━━━ MATERIAL FOR THE TASK ━━━

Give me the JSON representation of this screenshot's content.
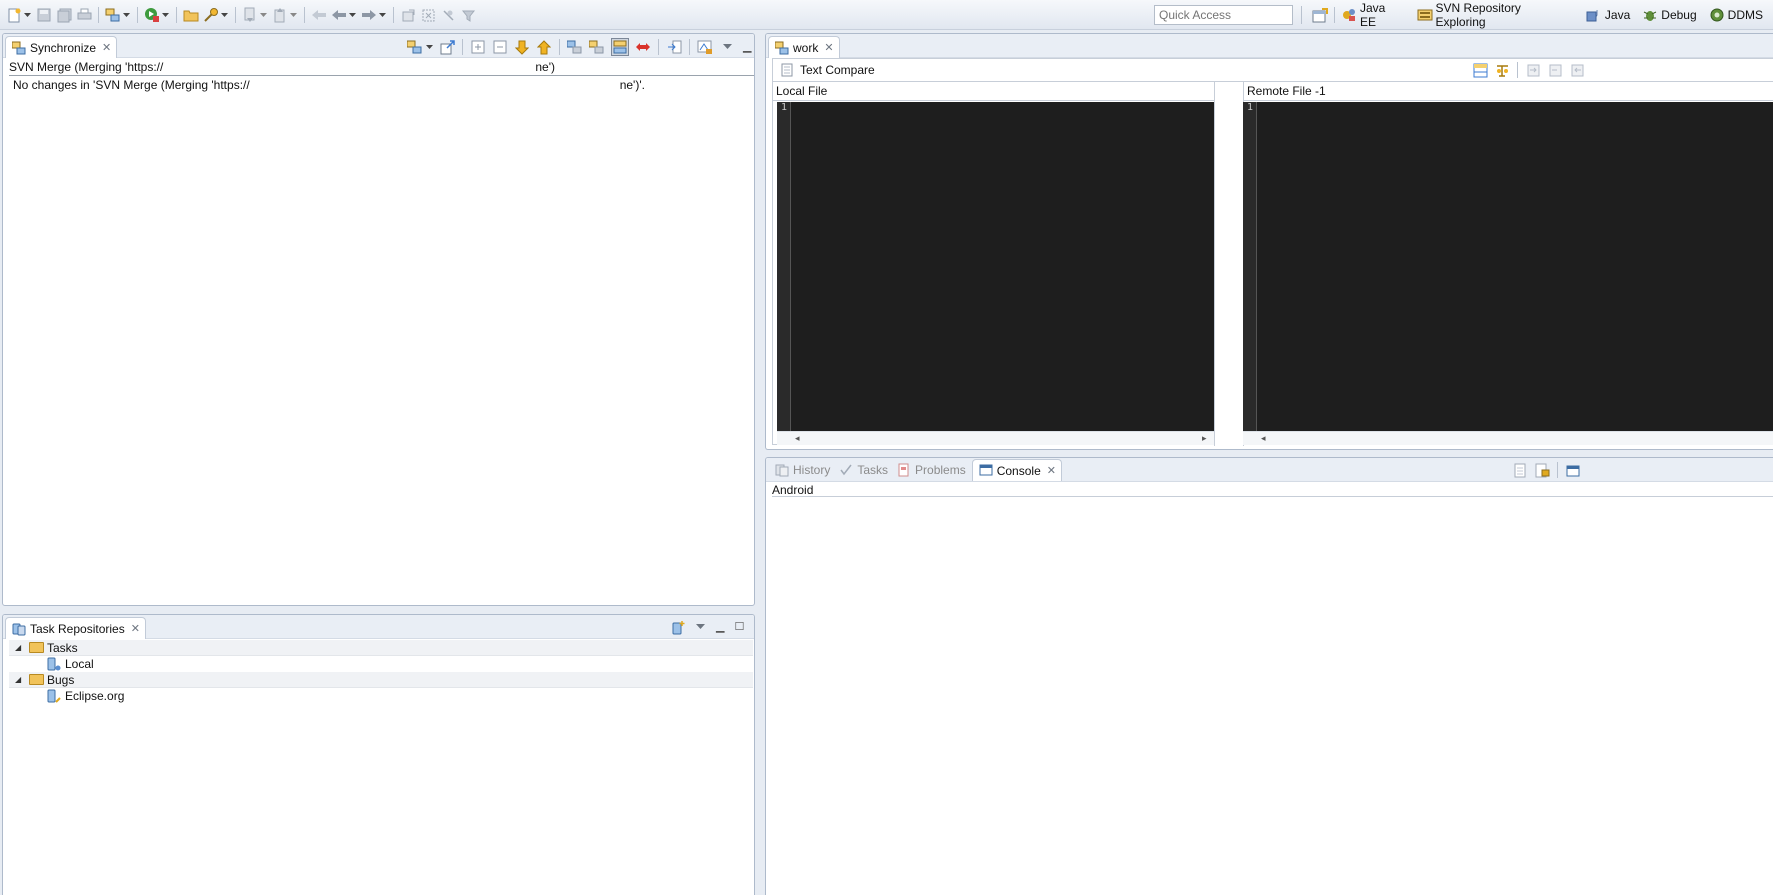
{
  "toolbar": {
    "quick_access_placeholder": "Quick Access",
    "perspectives": [
      {
        "label": "Java EE",
        "icon": "java-ee-perspective-icon"
      },
      {
        "label": "SVN Repository Exploring",
        "icon": "svn-perspective-icon"
      },
      {
        "label": "Java",
        "icon": "java-perspective-icon"
      },
      {
        "label": "Debug",
        "icon": "debug-perspective-icon"
      },
      {
        "label": "DDMS",
        "icon": "ddms-perspective-icon"
      }
    ]
  },
  "synchronize": {
    "tab_label": "Synchronize",
    "header_start": "SVN Merge (Merging 'https://",
    "header_end": "ne')",
    "message_start": "No changes in 'SVN Merge (Merging 'https://",
    "message_end": "ne')'."
  },
  "task_repositories": {
    "tab_label": "Task Repositories",
    "groups": [
      {
        "label": "Tasks",
        "children": [
          "Local"
        ]
      },
      {
        "label": "Bugs",
        "children": [
          "Eclipse.org"
        ]
      }
    ]
  },
  "editor": {
    "tab_label": "work",
    "compare_title": "Text Compare",
    "left_label": "Local File",
    "right_label": "Remote File -1",
    "left_line_number": "1",
    "right_line_number": "1"
  },
  "bottom_views": {
    "tabs": [
      "History",
      "Tasks",
      "Problems",
      "Console"
    ],
    "active_tab": "Console",
    "console_name": "Android"
  },
  "colors": {
    "editor_background": "#1e1e1e",
    "panel_border": "#aebacb",
    "toolbar_background": "#e1e7f0"
  }
}
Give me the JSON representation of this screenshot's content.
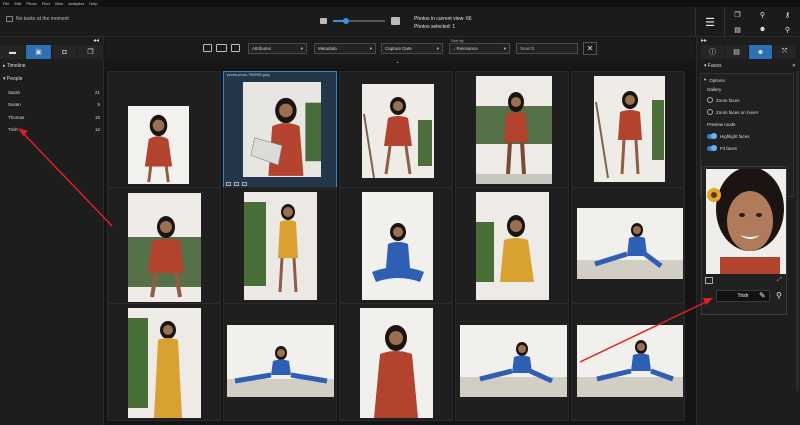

━━━

Determine how many lines include the string "Merging". Give no answer but the number.

2